__WHAT YOU WILL DO__.
Output the entries verbatim, including every line.

--

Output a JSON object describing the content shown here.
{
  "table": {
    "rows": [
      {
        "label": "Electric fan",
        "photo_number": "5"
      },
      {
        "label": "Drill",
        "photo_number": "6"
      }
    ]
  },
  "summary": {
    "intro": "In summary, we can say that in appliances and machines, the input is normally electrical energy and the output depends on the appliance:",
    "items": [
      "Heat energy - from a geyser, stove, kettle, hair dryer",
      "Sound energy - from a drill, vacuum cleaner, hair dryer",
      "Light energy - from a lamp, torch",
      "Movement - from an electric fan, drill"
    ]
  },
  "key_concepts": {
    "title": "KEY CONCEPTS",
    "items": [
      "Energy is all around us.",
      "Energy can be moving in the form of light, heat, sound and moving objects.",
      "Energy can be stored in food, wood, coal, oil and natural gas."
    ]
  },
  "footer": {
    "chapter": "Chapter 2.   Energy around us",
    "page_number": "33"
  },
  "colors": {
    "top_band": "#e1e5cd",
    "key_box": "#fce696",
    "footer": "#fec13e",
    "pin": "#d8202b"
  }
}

--

__WRITTEN SOLUTION__.
Output a JSON object describing the content shown here.
{
  "table": {
    "rows": [
      {
        "label": "Electric fan",
        "photo_number": "5"
      },
      {
        "label": "Drill",
        "photo_number": "6"
      }
    ]
  },
  "summary": {
    "intro": "In summary, we can say that in appliances and machines, the input is normally electrical energy and the output depends on the appliance:",
    "items": [
      "Heat energy - from a geyser, stove, kettle, hair dryer",
      "Sound energy - from a drill, vacuum cleaner, hair dryer",
      "Light energy - from a lamp, torch",
      "Movement - from an electric fan, drill"
    ]
  },
  "key_concepts": {
    "title": "KEY CONCEPTS",
    "items": [
      "Energy is all around us.",
      "Energy can be moving in the form of light, heat, sound and moving objects.",
      "Energy can be stored in food, wood, coal, oil and natural gas."
    ]
  },
  "footer": {
    "chapter": "Chapter 2.   Energy around us",
    "page_number": "33"
  },
  "colors": {
    "top_band": "#e1e5cd",
    "key_box": "#fce696",
    "footer": "#fec13e",
    "pin": "#d8202b"
  }
}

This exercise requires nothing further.